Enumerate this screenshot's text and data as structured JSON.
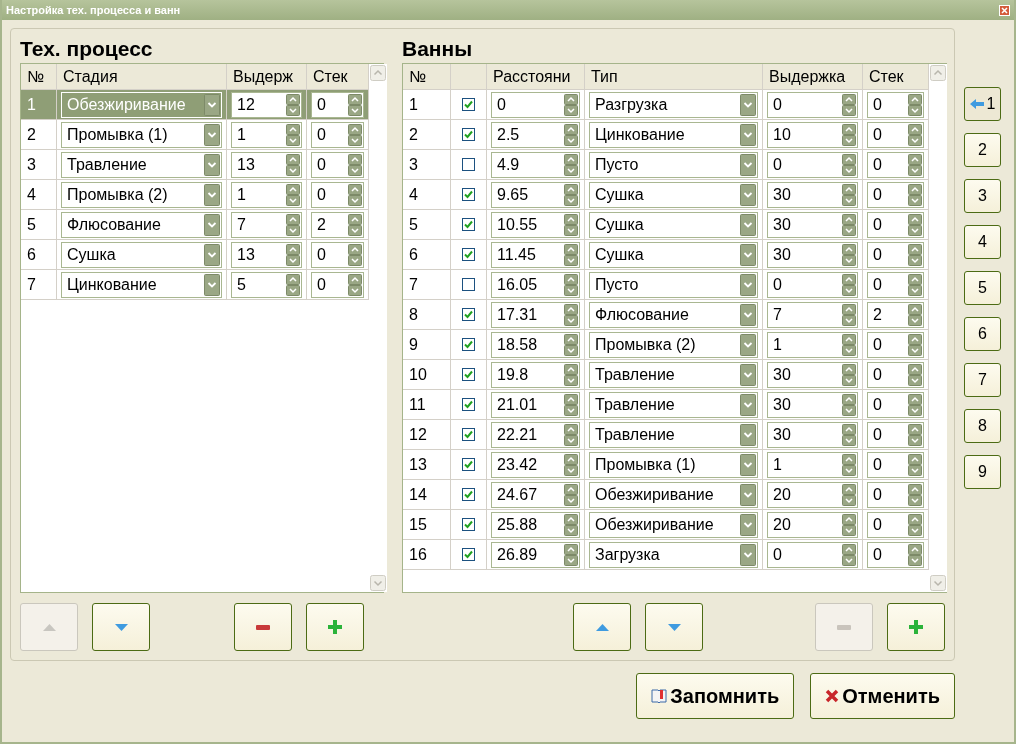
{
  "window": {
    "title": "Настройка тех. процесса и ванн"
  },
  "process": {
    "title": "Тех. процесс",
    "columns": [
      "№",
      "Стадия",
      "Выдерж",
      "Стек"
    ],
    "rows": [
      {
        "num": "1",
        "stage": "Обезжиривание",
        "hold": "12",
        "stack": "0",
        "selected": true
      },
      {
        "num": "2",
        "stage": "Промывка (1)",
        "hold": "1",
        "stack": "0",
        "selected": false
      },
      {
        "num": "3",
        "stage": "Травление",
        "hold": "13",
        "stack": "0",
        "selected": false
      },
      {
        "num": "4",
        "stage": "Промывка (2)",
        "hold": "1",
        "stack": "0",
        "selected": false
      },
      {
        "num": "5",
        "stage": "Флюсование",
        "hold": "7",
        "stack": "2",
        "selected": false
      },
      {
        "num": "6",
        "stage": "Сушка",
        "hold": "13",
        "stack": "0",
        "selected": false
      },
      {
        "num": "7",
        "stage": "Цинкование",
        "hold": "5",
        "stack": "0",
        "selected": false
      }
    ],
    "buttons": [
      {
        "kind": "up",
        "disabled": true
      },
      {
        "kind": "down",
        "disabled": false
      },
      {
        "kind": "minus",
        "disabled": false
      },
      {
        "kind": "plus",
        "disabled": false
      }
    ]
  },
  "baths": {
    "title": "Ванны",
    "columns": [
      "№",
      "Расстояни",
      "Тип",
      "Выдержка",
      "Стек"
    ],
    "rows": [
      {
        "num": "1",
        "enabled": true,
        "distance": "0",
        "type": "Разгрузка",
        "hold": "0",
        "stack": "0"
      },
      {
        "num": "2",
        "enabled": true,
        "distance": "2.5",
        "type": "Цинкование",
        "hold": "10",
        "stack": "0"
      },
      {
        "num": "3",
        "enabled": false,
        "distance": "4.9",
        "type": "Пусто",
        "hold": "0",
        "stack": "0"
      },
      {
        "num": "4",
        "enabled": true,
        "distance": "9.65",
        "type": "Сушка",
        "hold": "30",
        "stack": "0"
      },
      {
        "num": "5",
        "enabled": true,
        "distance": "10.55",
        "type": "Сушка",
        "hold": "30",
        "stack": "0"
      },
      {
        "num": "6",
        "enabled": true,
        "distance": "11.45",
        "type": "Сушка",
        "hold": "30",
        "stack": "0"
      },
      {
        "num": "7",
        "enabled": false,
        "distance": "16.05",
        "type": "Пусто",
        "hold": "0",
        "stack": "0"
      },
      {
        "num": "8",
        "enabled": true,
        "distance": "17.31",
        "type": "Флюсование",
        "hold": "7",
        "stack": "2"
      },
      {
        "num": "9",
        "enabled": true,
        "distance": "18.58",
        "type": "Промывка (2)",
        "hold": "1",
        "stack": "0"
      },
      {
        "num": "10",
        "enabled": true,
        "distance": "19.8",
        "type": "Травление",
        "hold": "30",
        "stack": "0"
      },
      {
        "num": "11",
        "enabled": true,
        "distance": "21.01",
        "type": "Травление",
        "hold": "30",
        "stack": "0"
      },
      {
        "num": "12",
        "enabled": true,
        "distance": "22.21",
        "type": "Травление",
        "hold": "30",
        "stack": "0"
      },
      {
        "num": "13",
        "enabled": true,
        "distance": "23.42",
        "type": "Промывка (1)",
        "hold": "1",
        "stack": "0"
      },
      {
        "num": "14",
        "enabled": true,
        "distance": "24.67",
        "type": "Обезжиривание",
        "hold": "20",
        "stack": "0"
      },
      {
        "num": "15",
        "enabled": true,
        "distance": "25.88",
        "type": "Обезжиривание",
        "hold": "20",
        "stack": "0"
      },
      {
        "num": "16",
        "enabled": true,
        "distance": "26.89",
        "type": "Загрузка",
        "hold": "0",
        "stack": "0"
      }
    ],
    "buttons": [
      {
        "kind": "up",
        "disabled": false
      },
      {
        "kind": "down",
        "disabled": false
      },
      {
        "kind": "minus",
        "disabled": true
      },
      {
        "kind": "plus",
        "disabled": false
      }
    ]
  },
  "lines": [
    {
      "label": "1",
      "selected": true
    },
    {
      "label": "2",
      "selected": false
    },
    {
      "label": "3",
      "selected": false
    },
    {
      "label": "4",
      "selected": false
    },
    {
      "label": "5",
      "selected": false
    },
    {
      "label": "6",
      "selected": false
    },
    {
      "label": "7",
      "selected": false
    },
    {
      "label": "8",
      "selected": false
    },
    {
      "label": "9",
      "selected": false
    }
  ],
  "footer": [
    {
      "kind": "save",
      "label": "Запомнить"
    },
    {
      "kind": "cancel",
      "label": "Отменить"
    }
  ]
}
---
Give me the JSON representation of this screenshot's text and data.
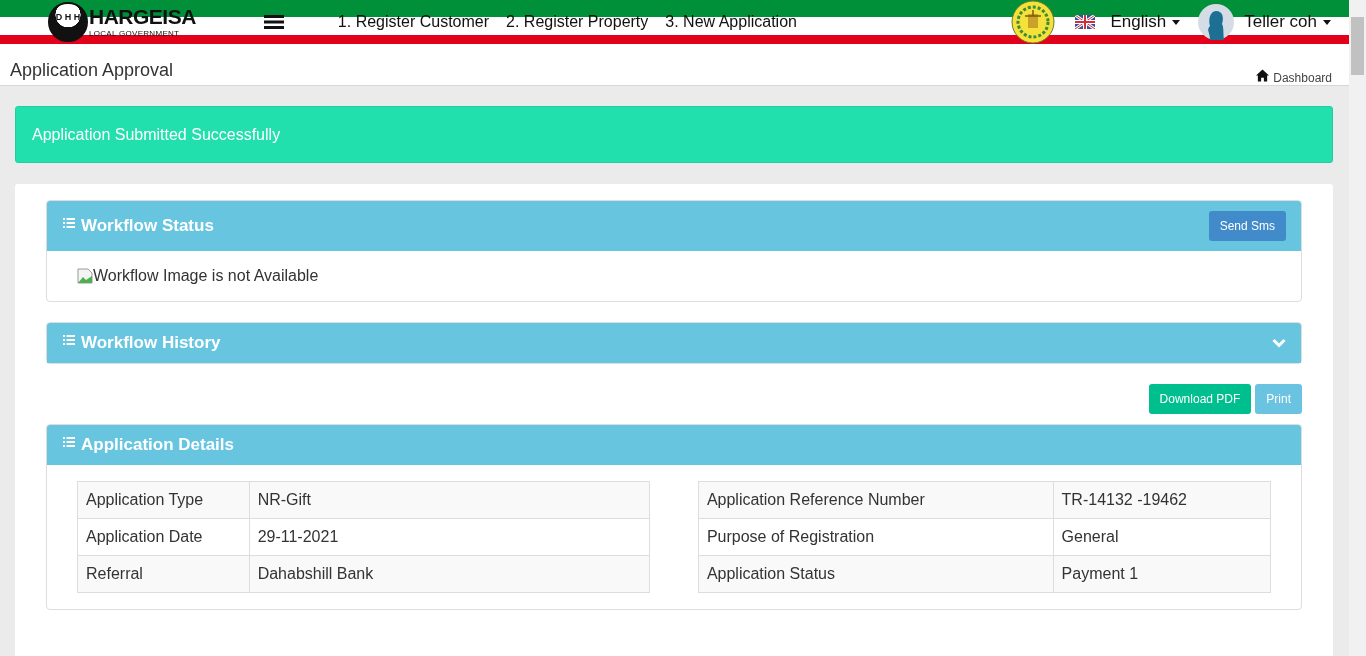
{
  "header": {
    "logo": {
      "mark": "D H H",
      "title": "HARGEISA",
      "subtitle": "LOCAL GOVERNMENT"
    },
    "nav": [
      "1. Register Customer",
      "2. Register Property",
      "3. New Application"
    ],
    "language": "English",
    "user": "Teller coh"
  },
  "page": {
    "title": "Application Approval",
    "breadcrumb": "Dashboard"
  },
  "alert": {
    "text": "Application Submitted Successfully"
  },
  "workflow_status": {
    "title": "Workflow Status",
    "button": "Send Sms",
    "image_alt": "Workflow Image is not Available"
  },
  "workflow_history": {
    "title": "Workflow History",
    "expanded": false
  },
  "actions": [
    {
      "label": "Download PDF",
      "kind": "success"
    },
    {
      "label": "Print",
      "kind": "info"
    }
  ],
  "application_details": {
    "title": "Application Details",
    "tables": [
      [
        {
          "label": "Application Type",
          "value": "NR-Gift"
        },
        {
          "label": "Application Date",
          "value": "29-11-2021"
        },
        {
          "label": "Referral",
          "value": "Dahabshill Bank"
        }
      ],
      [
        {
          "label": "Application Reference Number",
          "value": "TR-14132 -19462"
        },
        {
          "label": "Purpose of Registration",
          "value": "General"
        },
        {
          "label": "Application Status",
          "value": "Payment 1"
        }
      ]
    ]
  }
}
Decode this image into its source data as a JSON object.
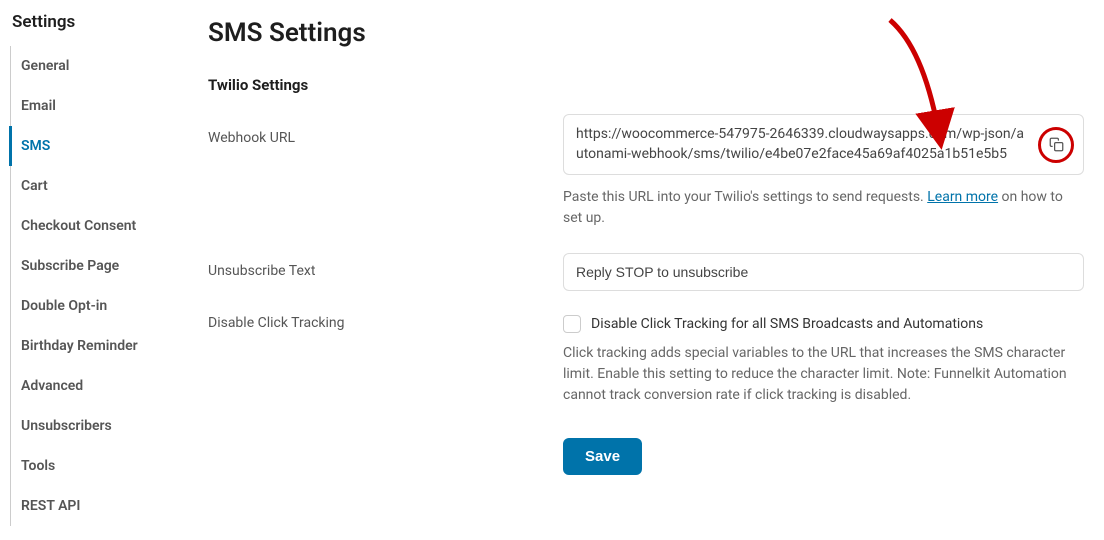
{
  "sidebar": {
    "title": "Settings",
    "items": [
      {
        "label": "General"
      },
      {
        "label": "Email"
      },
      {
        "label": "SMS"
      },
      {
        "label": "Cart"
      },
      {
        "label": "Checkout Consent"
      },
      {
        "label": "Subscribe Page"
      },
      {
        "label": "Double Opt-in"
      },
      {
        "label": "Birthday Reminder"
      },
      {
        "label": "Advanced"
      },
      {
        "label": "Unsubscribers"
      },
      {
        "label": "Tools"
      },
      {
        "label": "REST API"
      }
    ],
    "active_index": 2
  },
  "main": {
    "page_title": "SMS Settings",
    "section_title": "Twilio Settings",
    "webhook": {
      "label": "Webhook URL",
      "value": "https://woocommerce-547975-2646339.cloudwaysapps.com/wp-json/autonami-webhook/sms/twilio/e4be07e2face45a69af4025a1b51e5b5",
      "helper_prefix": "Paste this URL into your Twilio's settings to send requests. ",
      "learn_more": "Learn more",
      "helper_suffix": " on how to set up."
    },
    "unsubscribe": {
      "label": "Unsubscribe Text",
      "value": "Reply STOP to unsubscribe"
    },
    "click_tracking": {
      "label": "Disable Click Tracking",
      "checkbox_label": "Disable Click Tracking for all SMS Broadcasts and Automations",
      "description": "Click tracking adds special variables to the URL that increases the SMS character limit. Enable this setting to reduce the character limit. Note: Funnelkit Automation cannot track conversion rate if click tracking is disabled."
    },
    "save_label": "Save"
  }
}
==
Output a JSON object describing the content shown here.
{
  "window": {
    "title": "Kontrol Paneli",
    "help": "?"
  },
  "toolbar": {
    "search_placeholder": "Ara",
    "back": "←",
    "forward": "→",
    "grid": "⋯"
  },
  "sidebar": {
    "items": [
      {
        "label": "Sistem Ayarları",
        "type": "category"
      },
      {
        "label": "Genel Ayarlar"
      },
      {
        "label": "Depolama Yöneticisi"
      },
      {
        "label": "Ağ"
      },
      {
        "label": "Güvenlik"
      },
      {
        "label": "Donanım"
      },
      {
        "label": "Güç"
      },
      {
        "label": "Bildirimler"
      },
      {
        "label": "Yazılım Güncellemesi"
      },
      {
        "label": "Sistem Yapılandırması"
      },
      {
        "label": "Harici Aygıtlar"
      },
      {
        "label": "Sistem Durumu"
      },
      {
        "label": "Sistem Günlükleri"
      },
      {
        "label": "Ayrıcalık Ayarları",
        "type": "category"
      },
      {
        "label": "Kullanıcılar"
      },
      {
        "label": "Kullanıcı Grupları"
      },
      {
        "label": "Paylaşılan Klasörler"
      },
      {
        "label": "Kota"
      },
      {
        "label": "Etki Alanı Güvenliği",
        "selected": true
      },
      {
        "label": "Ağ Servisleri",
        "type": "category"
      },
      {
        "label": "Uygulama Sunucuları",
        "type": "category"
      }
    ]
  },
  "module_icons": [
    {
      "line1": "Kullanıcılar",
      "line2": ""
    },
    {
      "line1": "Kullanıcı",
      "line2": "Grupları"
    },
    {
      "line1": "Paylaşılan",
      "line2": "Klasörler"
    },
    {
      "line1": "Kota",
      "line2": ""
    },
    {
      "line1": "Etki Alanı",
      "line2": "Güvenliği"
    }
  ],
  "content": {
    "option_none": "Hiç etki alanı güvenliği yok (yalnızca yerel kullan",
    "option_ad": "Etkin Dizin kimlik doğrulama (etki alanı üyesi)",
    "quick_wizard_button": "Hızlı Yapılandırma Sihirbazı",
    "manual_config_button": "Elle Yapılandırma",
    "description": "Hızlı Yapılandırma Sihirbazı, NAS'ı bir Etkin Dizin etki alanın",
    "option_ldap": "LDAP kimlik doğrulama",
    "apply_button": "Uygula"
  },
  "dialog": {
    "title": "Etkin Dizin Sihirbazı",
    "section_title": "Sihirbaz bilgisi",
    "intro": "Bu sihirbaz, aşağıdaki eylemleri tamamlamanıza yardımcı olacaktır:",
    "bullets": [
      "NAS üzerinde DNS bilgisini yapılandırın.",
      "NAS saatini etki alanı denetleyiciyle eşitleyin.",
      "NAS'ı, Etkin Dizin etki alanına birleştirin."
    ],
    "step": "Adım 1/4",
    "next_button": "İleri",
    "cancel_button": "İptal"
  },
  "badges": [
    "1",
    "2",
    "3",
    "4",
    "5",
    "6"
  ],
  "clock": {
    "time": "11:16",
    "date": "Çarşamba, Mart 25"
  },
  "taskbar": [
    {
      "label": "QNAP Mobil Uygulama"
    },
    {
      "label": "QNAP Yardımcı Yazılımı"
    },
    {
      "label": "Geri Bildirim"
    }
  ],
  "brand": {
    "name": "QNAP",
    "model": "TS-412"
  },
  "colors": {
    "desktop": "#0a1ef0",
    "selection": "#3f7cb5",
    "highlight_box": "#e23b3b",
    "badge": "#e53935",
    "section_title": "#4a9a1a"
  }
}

### SHORT TASK
Read the entries and select each line where the word "Hızlı" is found.

### EXERCISE OUTPUT
    "quick_wizard_button": "Hızlı Yapılandırma Sihirbazı",
    "description": "Hızlı Yapılandırma Sihirbazı, NAS'ı bir Etkin Dizin etki alanın",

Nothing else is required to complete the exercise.